▸ THE REQUEST:
Using the entries that follow, count the lines containing the word "ответственного" and give that number by itself.

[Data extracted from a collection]
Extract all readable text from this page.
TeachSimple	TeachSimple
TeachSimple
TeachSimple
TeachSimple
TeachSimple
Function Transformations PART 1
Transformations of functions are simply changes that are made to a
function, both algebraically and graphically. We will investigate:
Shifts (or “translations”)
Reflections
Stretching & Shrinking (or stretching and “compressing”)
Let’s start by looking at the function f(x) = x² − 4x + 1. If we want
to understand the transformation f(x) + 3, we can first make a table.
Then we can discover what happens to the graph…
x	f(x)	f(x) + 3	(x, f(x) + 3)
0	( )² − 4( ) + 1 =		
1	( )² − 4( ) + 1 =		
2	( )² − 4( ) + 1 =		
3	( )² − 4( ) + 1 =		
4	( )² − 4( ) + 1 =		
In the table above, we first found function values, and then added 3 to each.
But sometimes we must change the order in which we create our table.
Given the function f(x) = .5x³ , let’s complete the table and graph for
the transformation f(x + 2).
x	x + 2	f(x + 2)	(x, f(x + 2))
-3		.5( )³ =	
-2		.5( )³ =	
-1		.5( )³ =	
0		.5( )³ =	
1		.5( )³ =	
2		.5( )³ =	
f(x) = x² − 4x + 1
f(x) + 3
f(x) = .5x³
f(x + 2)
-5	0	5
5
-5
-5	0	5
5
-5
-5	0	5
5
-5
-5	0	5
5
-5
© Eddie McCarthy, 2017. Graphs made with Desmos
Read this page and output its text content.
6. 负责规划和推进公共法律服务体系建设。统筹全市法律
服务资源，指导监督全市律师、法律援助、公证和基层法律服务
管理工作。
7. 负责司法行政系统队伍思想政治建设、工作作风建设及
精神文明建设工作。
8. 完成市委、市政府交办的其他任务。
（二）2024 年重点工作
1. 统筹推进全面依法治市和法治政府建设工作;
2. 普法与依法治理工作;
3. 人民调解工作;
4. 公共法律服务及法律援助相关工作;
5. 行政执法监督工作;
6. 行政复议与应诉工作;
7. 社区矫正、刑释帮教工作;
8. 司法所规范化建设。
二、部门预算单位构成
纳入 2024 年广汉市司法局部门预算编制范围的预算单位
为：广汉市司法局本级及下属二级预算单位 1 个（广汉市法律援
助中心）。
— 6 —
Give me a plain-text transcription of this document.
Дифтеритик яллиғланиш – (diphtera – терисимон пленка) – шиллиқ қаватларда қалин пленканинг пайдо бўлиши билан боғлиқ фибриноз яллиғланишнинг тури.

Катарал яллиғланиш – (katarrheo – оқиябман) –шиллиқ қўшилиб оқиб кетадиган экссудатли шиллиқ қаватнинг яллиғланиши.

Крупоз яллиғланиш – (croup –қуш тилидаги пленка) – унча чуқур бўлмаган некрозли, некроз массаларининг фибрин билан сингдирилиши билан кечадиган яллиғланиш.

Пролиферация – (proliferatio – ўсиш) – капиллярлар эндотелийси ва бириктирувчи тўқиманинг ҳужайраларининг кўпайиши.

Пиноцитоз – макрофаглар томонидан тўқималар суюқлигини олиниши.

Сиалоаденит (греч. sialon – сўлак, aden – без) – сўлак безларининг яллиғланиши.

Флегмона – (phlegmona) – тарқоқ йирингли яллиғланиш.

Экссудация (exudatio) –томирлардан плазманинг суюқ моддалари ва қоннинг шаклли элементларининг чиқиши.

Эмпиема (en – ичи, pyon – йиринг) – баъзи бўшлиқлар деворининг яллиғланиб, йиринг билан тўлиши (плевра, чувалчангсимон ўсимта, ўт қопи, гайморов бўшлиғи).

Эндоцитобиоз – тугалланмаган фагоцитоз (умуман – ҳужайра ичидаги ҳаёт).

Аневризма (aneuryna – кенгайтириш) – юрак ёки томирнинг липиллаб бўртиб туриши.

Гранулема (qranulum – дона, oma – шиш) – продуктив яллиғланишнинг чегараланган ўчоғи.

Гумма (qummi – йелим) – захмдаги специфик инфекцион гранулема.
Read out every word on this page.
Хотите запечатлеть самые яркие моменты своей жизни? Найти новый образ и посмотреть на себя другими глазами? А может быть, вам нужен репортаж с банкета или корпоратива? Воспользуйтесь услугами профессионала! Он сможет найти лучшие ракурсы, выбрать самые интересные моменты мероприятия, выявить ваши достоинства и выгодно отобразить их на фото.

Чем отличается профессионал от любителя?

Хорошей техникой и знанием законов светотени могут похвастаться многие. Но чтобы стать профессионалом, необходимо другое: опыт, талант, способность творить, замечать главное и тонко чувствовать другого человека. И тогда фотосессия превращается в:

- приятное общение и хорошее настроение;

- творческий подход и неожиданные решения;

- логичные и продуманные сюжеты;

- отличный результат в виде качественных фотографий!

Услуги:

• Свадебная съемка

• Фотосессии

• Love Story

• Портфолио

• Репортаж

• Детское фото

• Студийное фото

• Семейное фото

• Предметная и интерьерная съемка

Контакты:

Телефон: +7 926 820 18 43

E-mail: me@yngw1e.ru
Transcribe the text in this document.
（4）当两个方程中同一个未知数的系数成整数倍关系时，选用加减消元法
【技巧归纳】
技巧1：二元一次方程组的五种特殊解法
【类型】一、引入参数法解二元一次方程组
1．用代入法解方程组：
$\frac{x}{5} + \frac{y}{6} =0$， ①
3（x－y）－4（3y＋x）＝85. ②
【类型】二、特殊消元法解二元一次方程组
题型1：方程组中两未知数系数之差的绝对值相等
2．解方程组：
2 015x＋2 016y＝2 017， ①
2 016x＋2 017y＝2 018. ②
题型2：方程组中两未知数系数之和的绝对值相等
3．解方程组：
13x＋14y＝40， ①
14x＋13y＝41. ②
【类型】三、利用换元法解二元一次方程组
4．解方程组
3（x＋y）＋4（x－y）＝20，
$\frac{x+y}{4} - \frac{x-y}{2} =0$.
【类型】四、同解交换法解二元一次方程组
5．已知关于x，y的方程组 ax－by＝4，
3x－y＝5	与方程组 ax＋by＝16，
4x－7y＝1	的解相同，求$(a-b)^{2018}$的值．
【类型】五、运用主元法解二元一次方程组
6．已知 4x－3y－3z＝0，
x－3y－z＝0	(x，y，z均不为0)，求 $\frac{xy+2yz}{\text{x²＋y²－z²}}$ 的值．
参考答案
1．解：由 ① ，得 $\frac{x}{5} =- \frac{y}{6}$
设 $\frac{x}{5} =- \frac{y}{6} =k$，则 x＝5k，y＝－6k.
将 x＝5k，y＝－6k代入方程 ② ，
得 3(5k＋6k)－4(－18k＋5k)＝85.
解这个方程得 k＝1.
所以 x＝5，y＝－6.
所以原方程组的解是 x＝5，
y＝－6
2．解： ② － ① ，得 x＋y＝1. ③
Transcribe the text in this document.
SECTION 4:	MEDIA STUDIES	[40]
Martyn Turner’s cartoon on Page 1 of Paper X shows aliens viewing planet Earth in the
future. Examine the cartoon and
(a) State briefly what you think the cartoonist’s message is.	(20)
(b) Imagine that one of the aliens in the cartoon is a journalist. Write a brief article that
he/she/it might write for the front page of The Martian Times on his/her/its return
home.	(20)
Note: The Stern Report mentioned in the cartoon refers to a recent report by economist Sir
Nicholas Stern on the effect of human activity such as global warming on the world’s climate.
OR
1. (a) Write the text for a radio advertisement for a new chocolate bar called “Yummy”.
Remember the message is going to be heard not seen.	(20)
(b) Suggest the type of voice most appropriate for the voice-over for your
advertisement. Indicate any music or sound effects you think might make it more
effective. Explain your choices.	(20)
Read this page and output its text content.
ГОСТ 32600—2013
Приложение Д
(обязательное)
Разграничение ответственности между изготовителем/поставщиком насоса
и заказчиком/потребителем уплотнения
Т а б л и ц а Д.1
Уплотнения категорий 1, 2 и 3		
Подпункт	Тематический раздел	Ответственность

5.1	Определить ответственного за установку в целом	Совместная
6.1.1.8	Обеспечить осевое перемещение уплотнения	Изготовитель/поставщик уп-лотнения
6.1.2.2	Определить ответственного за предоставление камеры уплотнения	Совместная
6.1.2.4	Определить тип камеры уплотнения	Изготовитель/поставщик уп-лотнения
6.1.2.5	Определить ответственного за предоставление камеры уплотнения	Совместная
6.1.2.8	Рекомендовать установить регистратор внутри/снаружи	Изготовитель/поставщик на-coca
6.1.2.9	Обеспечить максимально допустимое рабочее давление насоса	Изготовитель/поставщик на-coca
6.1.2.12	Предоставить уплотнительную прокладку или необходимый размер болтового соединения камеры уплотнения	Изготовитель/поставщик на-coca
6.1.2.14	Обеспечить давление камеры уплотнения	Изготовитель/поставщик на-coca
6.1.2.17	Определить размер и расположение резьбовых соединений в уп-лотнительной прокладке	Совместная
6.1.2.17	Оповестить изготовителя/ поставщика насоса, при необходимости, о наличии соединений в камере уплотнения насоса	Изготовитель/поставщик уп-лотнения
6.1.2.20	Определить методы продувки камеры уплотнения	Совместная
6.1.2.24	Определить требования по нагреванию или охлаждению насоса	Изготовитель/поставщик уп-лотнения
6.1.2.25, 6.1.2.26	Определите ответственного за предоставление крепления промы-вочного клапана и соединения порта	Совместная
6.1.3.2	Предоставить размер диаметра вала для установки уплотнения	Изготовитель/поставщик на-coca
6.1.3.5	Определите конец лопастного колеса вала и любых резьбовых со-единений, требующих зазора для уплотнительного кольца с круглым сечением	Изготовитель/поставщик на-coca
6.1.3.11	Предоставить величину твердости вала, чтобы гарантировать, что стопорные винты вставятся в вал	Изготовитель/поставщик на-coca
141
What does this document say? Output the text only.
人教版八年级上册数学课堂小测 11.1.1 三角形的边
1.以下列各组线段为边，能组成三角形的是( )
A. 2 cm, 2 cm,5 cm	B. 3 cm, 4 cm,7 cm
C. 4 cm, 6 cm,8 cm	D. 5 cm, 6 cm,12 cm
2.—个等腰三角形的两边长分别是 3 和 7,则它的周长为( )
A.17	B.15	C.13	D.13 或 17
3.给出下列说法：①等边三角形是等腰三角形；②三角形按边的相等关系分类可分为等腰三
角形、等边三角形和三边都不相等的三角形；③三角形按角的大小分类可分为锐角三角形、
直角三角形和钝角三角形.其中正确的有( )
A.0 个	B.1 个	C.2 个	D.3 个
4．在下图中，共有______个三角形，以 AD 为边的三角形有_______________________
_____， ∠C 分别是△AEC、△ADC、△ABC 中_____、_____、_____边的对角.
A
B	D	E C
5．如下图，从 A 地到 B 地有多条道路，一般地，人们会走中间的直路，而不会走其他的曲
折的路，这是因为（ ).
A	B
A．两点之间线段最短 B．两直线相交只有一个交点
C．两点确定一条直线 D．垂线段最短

▸ RESULT FOR THIS TASK:
4